---------- Excerpted data

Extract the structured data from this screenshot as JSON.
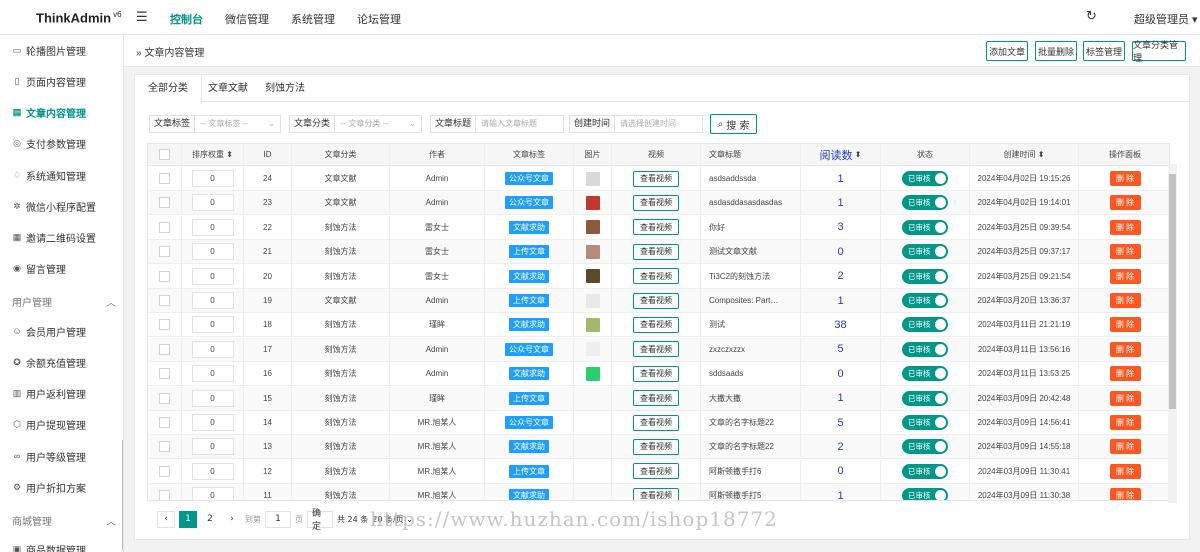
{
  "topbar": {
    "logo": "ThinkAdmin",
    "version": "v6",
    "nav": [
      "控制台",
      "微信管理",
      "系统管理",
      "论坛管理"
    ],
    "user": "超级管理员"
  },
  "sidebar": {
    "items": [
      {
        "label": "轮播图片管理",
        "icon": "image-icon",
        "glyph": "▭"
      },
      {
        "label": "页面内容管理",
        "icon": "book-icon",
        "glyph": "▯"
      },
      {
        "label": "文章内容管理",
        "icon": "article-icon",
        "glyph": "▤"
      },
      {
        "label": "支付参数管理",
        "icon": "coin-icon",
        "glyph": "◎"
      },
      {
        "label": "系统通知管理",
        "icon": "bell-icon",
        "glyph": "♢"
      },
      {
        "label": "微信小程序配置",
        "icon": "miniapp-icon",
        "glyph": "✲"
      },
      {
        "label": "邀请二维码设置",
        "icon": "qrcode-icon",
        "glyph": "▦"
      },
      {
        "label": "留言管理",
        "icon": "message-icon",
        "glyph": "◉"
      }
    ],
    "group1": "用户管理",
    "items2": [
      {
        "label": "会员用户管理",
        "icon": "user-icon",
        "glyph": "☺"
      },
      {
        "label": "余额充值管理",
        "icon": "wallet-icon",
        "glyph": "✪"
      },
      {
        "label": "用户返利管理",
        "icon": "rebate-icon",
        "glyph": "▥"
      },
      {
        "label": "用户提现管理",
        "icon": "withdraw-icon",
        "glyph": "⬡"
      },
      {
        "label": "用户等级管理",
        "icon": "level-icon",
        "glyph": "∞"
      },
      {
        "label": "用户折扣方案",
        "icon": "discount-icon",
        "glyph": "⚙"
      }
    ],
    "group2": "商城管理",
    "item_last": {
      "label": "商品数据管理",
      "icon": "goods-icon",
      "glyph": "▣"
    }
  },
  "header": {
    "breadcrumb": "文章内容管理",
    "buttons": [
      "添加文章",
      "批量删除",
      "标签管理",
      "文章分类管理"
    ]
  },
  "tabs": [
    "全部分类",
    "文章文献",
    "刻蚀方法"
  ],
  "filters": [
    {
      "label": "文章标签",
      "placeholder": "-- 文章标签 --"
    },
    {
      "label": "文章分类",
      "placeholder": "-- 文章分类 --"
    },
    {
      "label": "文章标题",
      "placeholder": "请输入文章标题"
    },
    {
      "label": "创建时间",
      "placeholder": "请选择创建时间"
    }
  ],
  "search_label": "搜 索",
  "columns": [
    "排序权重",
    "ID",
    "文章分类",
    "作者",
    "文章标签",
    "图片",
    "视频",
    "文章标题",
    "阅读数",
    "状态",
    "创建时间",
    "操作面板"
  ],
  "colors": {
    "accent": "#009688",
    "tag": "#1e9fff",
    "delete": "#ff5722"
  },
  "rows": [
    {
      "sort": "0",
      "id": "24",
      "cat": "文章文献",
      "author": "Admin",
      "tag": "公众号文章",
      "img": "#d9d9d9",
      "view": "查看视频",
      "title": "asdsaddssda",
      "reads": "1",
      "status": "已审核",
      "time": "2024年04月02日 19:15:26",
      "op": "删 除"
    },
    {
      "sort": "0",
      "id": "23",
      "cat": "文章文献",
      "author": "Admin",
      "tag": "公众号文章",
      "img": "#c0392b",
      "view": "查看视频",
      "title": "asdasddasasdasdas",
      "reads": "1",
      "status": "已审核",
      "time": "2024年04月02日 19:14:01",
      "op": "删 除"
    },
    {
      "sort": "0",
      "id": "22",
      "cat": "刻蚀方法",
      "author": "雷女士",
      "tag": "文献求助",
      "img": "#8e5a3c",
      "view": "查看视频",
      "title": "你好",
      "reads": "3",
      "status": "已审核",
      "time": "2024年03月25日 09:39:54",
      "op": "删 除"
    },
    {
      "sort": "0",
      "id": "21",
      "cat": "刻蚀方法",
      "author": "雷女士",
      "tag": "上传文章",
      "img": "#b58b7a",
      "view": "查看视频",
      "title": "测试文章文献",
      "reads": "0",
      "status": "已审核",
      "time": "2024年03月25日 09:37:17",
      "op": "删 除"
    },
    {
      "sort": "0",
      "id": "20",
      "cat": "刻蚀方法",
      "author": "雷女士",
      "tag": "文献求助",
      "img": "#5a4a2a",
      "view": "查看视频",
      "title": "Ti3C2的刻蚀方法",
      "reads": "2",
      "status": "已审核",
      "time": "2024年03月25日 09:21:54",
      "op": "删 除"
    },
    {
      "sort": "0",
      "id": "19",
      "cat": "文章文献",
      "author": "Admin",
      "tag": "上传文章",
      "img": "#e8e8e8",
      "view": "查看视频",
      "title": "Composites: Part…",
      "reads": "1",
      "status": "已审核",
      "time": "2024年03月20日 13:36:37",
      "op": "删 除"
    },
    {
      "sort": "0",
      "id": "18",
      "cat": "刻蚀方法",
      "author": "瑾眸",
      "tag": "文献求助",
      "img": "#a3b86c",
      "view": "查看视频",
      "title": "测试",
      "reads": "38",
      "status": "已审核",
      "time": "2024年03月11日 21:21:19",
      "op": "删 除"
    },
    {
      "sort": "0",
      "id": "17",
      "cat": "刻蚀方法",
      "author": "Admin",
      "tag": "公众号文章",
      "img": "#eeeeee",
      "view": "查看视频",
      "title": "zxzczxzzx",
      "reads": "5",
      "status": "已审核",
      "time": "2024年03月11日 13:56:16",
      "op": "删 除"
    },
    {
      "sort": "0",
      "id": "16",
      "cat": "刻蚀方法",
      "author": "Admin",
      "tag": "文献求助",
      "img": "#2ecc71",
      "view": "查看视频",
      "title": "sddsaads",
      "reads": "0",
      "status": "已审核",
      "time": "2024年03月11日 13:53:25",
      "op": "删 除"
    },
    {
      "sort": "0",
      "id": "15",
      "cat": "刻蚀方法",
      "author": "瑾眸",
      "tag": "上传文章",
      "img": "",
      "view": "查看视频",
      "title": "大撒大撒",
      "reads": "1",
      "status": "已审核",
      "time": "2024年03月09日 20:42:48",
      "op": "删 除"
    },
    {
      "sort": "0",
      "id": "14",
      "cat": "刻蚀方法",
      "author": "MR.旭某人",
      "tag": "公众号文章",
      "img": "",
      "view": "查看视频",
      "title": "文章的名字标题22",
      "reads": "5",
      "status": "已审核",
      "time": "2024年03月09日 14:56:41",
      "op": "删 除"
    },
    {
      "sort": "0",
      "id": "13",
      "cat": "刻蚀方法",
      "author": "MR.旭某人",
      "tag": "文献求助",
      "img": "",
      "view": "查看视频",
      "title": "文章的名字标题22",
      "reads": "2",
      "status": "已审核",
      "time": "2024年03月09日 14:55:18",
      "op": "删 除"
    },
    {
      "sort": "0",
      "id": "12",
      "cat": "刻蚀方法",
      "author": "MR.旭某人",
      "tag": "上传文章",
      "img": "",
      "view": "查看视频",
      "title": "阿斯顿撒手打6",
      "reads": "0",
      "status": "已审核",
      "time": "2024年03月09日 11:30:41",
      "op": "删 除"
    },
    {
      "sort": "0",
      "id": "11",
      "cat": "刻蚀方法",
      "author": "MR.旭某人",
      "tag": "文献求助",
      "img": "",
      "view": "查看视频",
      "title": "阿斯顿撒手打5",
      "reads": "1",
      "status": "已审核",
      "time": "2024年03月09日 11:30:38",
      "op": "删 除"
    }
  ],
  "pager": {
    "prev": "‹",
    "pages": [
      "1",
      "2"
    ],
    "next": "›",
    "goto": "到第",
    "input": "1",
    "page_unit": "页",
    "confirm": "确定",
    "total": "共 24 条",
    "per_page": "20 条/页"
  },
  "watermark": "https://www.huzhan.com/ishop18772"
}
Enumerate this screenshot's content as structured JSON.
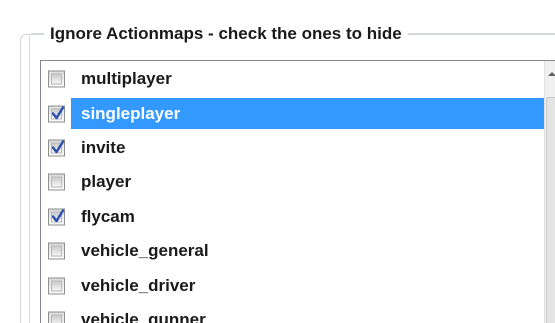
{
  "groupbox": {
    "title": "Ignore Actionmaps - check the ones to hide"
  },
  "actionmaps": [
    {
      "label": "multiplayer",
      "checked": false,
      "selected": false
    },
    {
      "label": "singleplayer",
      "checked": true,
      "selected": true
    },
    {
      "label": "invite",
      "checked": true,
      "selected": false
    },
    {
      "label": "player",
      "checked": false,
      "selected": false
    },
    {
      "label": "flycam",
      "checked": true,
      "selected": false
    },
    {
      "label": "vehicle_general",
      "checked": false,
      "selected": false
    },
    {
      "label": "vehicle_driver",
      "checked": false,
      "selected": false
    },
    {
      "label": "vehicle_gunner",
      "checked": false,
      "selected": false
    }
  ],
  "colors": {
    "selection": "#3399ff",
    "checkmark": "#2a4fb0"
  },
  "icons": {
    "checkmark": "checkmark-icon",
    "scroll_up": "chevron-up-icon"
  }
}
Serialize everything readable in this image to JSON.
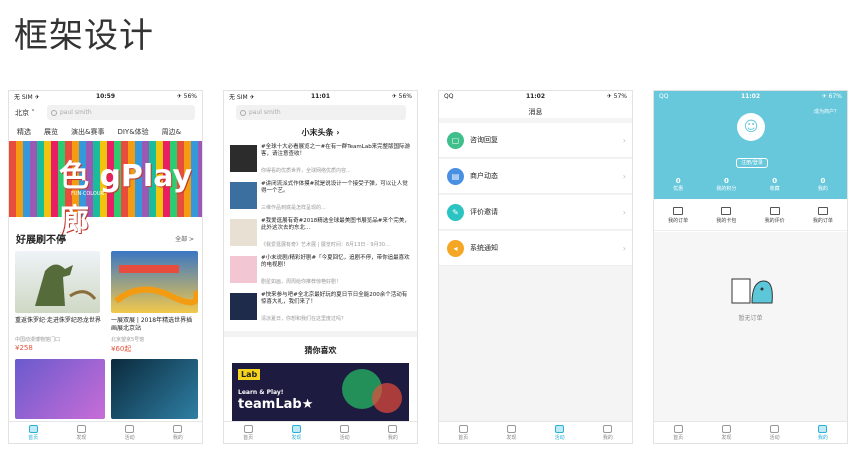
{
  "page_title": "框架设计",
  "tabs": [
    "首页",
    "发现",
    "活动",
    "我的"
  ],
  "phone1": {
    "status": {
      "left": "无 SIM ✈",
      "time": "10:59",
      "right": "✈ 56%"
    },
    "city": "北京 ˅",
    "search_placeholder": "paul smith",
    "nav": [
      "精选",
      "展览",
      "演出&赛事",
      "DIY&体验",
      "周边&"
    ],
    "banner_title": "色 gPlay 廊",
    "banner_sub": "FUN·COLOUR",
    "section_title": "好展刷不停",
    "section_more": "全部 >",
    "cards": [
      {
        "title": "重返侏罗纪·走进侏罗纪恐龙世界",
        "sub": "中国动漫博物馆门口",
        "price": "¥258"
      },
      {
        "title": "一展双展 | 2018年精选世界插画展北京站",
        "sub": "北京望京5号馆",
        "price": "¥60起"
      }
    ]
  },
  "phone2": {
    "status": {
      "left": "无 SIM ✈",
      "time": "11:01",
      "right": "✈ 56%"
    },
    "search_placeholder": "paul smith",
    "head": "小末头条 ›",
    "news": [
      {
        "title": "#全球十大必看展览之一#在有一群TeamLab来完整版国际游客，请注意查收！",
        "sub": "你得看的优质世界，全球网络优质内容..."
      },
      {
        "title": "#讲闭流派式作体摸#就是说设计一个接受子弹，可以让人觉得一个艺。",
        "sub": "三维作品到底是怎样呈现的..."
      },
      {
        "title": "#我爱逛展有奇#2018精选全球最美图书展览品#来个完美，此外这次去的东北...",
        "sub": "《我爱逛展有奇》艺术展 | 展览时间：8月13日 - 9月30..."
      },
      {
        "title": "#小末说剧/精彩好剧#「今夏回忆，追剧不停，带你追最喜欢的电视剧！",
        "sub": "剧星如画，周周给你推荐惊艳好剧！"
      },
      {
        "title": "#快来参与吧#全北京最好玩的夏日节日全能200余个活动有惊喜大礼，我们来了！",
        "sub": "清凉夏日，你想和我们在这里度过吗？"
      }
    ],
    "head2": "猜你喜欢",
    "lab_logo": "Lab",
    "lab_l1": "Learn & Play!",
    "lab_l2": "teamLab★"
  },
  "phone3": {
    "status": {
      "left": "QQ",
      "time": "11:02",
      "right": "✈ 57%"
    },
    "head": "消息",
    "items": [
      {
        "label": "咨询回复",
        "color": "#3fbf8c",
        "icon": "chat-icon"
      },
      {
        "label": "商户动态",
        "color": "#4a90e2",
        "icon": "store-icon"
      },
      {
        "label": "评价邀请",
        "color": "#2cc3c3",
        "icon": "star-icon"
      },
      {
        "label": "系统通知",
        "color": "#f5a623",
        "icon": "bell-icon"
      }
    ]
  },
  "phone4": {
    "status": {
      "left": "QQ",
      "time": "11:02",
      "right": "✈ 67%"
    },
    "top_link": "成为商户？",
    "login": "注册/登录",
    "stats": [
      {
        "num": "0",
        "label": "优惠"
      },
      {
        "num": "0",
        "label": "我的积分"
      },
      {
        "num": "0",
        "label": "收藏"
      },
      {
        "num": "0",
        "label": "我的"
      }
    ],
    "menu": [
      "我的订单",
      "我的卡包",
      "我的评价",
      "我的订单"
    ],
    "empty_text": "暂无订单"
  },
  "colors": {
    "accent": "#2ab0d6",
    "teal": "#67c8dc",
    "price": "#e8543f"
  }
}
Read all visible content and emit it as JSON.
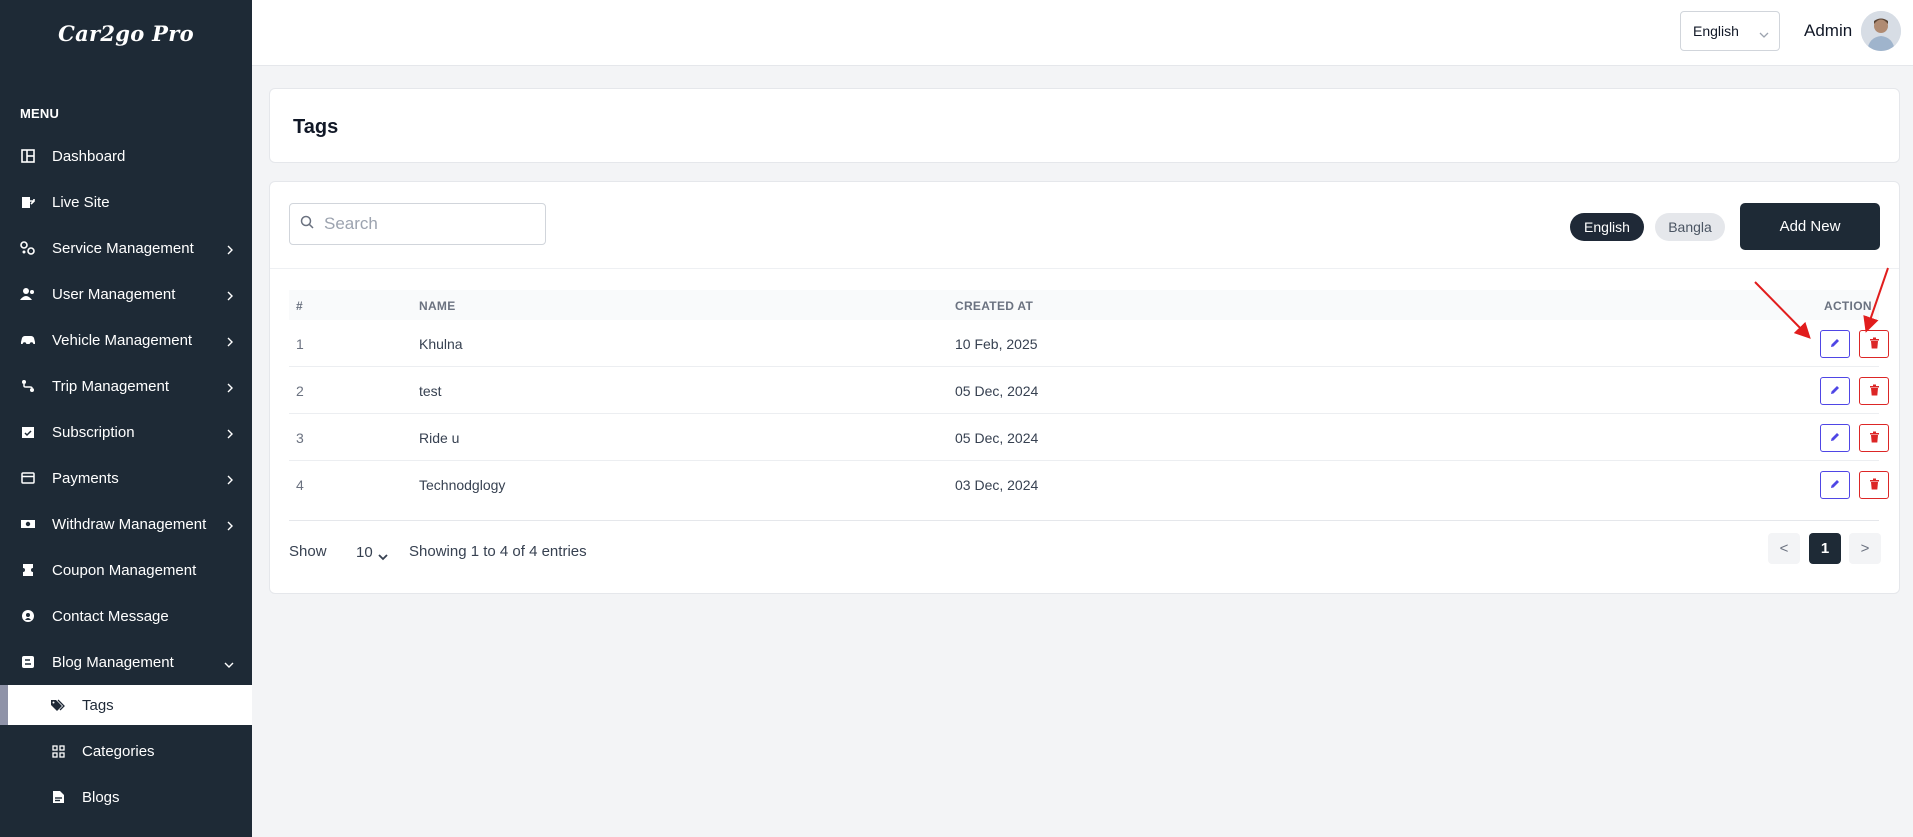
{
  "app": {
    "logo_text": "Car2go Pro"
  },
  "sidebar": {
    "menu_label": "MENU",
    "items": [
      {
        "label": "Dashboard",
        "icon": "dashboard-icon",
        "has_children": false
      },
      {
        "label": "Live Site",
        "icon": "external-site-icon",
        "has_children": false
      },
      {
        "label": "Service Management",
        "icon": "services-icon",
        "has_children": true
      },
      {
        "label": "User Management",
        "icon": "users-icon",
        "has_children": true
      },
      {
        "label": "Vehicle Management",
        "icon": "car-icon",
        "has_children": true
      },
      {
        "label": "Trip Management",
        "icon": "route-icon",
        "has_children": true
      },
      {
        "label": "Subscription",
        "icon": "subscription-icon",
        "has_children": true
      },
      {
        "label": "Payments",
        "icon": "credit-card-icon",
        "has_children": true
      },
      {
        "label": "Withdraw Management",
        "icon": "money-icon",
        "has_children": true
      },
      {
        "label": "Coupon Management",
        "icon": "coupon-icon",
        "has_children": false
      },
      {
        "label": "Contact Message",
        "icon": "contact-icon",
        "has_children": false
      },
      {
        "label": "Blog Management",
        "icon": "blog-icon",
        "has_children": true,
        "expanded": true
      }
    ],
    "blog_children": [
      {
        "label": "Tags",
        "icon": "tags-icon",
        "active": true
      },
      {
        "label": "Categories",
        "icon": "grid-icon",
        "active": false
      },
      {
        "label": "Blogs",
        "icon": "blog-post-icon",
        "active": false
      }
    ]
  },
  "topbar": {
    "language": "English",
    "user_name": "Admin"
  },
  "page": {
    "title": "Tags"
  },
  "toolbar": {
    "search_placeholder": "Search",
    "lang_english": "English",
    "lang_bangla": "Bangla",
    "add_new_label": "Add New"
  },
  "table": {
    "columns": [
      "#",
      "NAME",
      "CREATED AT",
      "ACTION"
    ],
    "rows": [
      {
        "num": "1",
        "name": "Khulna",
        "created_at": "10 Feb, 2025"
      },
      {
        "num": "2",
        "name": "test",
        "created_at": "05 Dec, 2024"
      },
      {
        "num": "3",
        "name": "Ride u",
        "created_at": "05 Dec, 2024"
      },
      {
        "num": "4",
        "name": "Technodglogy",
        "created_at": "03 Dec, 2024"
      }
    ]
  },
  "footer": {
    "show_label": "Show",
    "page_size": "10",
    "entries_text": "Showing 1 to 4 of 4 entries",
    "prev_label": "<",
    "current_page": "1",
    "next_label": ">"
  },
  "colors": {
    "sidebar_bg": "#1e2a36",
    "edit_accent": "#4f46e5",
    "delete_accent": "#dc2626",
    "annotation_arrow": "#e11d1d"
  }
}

--------------------

## Aim
Copy every line of the entries above in which "checkmark" occurs.

## Answer in full
    "checkmark": "#2a4fb0"
    "checkmark": "checkmark-icon",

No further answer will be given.